## [Listed entries]
==================================================
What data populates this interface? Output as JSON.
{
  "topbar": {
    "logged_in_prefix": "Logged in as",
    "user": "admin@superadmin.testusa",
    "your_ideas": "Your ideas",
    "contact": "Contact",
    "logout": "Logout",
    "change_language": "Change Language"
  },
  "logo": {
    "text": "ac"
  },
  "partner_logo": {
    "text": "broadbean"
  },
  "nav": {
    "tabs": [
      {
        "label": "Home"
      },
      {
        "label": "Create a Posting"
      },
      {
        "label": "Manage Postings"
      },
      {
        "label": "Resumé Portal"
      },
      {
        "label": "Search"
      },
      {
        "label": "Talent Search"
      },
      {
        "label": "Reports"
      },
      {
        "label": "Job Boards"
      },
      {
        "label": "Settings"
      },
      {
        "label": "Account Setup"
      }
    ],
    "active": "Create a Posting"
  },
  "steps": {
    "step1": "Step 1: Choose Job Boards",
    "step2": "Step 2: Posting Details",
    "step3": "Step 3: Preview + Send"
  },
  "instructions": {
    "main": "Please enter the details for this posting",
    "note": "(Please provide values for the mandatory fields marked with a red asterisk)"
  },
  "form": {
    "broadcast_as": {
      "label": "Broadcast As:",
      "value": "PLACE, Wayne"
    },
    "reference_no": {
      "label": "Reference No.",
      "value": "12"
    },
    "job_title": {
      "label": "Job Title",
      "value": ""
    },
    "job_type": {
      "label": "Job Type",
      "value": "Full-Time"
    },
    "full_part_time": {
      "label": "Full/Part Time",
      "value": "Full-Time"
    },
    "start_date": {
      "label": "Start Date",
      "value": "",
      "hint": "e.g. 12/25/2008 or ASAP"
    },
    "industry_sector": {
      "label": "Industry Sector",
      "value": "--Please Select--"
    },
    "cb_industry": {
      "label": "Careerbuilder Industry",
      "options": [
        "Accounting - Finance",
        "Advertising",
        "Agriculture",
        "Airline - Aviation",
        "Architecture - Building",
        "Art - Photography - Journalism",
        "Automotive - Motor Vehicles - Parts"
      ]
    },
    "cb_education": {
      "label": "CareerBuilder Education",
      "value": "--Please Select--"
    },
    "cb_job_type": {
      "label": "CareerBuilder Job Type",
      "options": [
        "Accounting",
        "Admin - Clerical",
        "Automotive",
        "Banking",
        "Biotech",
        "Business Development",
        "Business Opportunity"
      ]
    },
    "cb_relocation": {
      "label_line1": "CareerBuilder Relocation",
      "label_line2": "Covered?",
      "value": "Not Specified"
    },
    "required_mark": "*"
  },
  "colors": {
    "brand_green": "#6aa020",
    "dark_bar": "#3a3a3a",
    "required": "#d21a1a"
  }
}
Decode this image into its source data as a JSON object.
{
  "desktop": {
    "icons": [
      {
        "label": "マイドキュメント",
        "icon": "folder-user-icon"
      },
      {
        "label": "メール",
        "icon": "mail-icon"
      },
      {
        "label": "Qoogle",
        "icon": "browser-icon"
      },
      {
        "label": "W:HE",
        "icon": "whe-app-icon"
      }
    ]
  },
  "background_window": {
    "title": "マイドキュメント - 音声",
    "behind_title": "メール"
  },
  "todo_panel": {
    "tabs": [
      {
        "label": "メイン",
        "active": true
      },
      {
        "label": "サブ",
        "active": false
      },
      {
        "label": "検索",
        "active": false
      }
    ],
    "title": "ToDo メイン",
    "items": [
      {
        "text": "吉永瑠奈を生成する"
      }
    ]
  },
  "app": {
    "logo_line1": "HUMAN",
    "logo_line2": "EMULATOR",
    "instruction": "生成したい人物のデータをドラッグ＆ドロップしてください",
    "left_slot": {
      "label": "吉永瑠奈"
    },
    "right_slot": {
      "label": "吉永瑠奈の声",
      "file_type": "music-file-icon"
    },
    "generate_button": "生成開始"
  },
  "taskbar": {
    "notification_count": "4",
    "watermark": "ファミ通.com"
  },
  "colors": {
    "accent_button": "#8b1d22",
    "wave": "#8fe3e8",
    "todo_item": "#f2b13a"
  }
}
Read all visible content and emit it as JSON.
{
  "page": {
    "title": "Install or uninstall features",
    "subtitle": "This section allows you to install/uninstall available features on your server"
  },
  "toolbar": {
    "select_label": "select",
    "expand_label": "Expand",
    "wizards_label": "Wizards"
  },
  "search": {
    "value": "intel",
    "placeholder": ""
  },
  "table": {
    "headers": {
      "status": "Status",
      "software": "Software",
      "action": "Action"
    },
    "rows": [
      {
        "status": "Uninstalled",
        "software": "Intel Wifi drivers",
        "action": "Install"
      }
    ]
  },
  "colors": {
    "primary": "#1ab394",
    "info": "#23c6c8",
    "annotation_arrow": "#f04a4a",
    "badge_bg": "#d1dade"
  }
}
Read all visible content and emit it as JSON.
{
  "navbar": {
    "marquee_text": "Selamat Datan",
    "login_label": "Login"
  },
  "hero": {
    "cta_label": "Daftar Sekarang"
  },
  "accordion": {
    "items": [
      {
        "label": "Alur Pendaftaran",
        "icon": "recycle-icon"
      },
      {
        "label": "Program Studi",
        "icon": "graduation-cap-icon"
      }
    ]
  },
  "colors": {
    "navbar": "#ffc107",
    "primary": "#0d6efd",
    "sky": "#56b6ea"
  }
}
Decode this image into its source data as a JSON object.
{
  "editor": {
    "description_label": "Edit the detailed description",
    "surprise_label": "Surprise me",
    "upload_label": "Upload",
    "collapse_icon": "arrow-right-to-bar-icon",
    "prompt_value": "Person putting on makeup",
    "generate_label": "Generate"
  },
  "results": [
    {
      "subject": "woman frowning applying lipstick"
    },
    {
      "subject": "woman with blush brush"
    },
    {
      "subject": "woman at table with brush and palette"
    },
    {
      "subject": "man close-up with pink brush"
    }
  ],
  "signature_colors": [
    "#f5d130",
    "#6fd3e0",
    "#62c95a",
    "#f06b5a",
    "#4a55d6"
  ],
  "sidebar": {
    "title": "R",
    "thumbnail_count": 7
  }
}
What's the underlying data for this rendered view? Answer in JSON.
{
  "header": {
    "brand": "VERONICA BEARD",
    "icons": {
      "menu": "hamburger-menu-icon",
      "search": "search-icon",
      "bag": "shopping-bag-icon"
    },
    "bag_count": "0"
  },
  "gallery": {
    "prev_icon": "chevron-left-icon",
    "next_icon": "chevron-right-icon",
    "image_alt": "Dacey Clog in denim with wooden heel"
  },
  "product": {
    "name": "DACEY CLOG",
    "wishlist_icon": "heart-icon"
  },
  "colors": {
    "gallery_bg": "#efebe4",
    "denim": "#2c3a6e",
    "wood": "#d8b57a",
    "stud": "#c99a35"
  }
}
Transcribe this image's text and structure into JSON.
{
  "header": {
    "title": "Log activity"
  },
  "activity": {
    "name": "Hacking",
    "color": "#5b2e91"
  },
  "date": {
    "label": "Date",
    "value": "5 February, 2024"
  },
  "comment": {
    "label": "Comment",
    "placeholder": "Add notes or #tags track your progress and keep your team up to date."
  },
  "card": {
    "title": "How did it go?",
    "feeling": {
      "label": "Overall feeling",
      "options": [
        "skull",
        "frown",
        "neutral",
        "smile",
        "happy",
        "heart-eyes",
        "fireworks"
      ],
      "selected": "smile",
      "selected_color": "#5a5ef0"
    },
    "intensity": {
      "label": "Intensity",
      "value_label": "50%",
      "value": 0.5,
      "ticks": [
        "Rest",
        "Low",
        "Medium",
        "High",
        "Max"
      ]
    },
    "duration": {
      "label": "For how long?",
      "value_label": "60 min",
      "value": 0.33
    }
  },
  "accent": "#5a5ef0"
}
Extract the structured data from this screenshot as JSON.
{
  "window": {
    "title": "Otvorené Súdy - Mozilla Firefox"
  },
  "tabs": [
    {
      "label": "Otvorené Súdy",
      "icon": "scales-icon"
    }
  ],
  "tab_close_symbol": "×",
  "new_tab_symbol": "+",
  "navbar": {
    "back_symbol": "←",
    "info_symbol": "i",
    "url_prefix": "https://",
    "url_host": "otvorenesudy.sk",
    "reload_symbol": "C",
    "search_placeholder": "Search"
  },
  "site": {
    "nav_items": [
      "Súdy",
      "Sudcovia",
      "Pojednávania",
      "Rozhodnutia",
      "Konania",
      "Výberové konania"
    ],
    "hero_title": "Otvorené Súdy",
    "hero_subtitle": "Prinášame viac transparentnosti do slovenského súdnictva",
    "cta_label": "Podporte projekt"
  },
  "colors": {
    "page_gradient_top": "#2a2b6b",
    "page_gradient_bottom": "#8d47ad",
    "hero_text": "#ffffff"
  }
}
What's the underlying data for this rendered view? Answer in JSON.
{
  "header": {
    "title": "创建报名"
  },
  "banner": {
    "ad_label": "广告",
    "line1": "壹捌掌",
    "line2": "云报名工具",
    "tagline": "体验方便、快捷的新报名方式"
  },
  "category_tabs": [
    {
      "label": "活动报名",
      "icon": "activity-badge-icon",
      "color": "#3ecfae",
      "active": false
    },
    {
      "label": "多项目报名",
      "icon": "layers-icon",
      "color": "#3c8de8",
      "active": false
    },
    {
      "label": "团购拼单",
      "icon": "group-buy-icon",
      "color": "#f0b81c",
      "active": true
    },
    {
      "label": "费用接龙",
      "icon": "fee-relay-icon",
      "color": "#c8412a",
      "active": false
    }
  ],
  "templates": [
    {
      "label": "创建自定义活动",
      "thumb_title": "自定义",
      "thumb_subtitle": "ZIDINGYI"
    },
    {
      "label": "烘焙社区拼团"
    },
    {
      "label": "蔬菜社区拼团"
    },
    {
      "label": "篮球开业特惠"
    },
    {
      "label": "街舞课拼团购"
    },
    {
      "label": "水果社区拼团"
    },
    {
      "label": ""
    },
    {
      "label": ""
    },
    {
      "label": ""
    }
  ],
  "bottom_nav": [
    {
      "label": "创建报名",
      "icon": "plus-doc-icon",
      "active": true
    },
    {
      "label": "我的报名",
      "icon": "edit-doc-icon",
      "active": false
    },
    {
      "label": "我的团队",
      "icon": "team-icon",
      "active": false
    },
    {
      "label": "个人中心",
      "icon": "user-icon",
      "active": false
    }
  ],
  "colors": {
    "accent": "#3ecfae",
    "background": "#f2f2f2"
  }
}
==================================================
## [What this task involves]
Identify every line where the string "chevron" appears.

## [Final result]
    "prev_icon": "chevron-left-icon",
    "next_icon": "chevron-right-icon",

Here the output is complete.